Output every line exactly as written. Leave out pictures.

################

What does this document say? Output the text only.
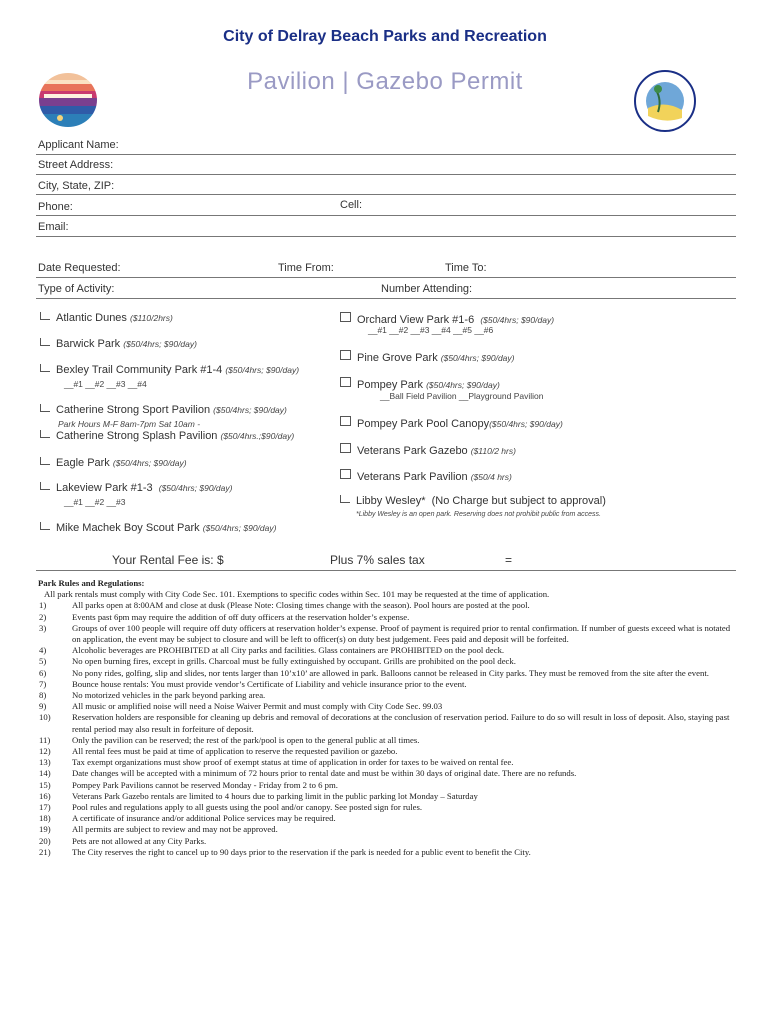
City of Delray Beach Parks and Recreation
Pavilion | Gazebo Permit
Applicant Name:
Street Address:
City, State, ZIP:
Phone:	Cell:
Email:
Date Requested:	Time From:	Time To:
Type of Activity:	Number Attending:
Atlantic Dunes ($110/2hrs)
Barwick Park ($50/4hrs; $90/day)
Bexley Trail Community Park #1-4 ($50/4hrs; $90/day)
__#1 __#2 __#3 __#4
Catherine Strong Sport Pavilion ($50/4hrs; $90/day)
Park Hours M-F 8am-7pm Sat 10am -
Catherine Strong Splash Pavilion ($50/4hrs.;$90/day)
Eagle Park ($50/4hrs; $90/day)
Lakeview Park #1-3 ($50/4hrs; $90/day)
__#1 __#2 __#3
Mike Machek Boy Scout Park ($50/4hrs; $90/day)
Orchard View Park #1-6 ($50/4hrs; $90/day)
__#1 __#2 __#3 __#4 __#5 __#6
Pine Grove Park ($50/4hrs; $90/day)
Pompey Park ($50/4hrs; $90/day)
__Ball Field Pavilion __Playground Pavilion
Pompey Park Pool Canopy($50/4hrs; $90/day)
Veterans Park Gazebo ($110/2 hrs)
Veterans Park Pavilion ($50/4 hrs)
Libby Wesley* (No Charge but subject to approval)
*Libby Wesley is an open park. Reserving does not prohibit public from access.
Your Rental Fee is: $	Plus 7% sales tax	=
Park Rules and Regulations:
All park rentals must comply with City Code Sec. 101. Exemptions to specific codes within Sec. 101 may be requested at the time of application.
1)	All parks open at 8:00AM and close at dusk (Please Note: Closing times change with the season). Pool hours are posted at the pool.
2)	Events past 6pm may require the addition of off duty officers at the reservation holder’s expense.
3)	Groups of over 100 people will require off duty officers at reservation holder’s expense. Proof of payment is required prior to rental confirmation. If number of guests exceed what is notated on application, the event may be subject to closure and will be left to officer(s) on duty best judgement. Fees paid and deposit will be forfeited.
4)	Alcoholic beverages are PROHIBITED at all City parks and facilities. Glass containers are PROHIBITED on the pool deck.
5)	No open burning fires, except in grills. Charcoal must be fully extinguished by occupant. Grills are prohibited on the pool deck.
6)	No pony rides, golfing, slip and slides, nor tents larger than 10’x10’ are allowed in park. Balloons cannot be released in City parks. They must be removed from the site after the event.
7)	Bounce house rentals: You must provide vendor’s Certificate of Liability and vehicle insurance prior to the event.
8)	No motorized vehicles in the park beyond parking area.
9)	All music or amplified noise will need a Noise Waiver Permit and must comply with City Code Sec. 99.03
10)	Reservation holders are responsible for cleaning up debris and removal of decorations at the conclusion of reservation period. Failure to do so will result in loss of deposit. Also, staying past rental period may also result in forfeiture of deposit.
11)	Only the pavilion can be reserved; the rest of the park/pool is open to the general public at all times.
12)	All rental fees must be paid at time of application to reserve the requested pavilion or gazebo.
13)	Tax exempt organizations must show proof of exempt status at time of application in order for taxes to be waived on rental fee.
14)	Date changes will be accepted with a minimum of 72 hours prior to rental date and must be within 30 days of original date. There are no refunds.
15)	Pompey Park Pavilions cannot be reserved Monday - Friday from 2 to 6 pm.
16)	Veterans Park Gazebo rentals are limited to 4 hours due to parking limit in the public parking lot Monday – Saturday
17)	Pool rules and regulations apply to all guests using the pool and/or canopy. See posted sign for rules.
18)	A certificate of insurance and/or additional Police services may be required.
19)	All permits are subject to review and may not be approved.
20)	Pets are not allowed at any City Parks.
21)	The City reserves the right to cancel up to 90 days prior to the reservation if the park is needed for a public event to benefit the City.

################

TASK RESULT
What does this document say? Output the text only.
City of Delray Beach Parks and Recreation
Pavilion | Gazebo Permit
Applicant Name:
Street Address:
City, State, ZIP:
Phone:	Cell:
Email:
Date Requested:	Time From:	Time To:
Type of Activity:	Number Attending:
Atlantic Dunes ($110/2hrs)
Barwick Park ($50/4hrs; $90/day)
Bexley Trail Community Park #1-4 ($50/4hrs; $90/day)
__#1 __#2 __#3 __#4
Catherine Strong Sport Pavilion ($50/4hrs; $90/day)
Park Hours M-F 8am-7pm Sat 10am -
Catherine Strong Splash Pavilion ($50/4hrs.;$90/day)
Eagle Park ($50/4hrs; $90/day)
Lakeview Park #1-3 ($50/4hrs; $90/day)
__#1 __#2 __#3
Mike Machek Boy Scout Park ($50/4hrs; $90/day)
Orchard View Park #1-6 ($50/4hrs; $90/day)
__#1 __#2 __#3 __#4 __#5 __#6
Pine Grove Park ($50/4hrs; $90/day)
Pompey Park ($50/4hrs; $90/day)
__Ball Field Pavilion __Playground Pavilion
Pompey Park Pool Canopy($50/4hrs; $90/day)
Veterans Park Gazebo ($110/2 hrs)
Veterans Park Pavilion ($50/4 hrs)
Libby Wesley* (No Charge but subject to approval)
*Libby Wesley is an open park. Reserving does not prohibit public from access.
Your Rental Fee is: $	Plus 7% sales tax	=
Park Rules and Regulations:
All park rentals must comply with City Code Sec. 101. Exemptions to specific codes within Sec. 101 may be requested at the time of application.
1)	All parks open at 8:00AM and close at dusk (Please Note: Closing times change with the season). Pool hours are posted at the pool.
2)	Events past 6pm may require the addition of off duty officers at the reservation holder’s expense.
3)	Groups of over 100 people will require off duty officers at reservation holder’s expense. Proof of payment is required prior to rental confirmation. If number of guests exceed what is notated on application, the event may be subject to closure and will be left to officer(s) on duty best judgement. Fees paid and deposit will be forfeited.
4)	Alcoholic beverages are PROHIBITED at all City parks and facilities. Glass containers are PROHIBITED on the pool deck.
5)	No open burning fires, except in grills. Charcoal must be fully extinguished by occupant. Grills are prohibited on the pool deck.
6)	No pony rides, golfing, slip and slides, nor tents larger than 10’x10’ are allowed in park. Balloons cannot be released in City parks. They must be removed from the site after the event.
7)	Bounce house rentals: You must provide vendor’s Certificate of Liability and vehicle insurance prior to the event.
8)	No motorized vehicles in the park beyond parking area.
9)	All music or amplified noise will need a Noise Waiver Permit and must comply with City Code Sec. 99.03
10)	Reservation holders are responsible for cleaning up debris and removal of decorations at the conclusion of reservation period. Failure to do so will result in loss of deposit. Also, staying past rental period may also result in forfeiture of deposit.
11)	Only the pavilion can be reserved; the rest of the park/pool is open to the general public at all times.
12)	All rental fees must be paid at time of application to reserve the requested pavilion or gazebo.
13)	Tax exempt organizations must show proof of exempt status at time of application in order for taxes to be waived on rental fee.
14)	Date changes will be accepted with a minimum of 72 hours prior to rental date and must be within 30 days of original date. There are no refunds.
15)	Pompey Park Pavilions cannot be reserved Monday - Friday from 2 to 6 pm.
16)	Veterans Park Gazebo rentals are limited to 4 hours due to parking limit in the public parking lot Monday – Saturday
17)	Pool rules and regulations apply to all guests using the pool and/or canopy. See posted sign for rules.
18)	A certificate of insurance and/or additional Police services may be required.
19)	All permits are subject to review and may not be approved.
20)	Pets are not allowed at any City Parks.
21)	The City reserves the right to cancel up to 90 days prior to the reservation if the park is needed for a public event to benefit the City.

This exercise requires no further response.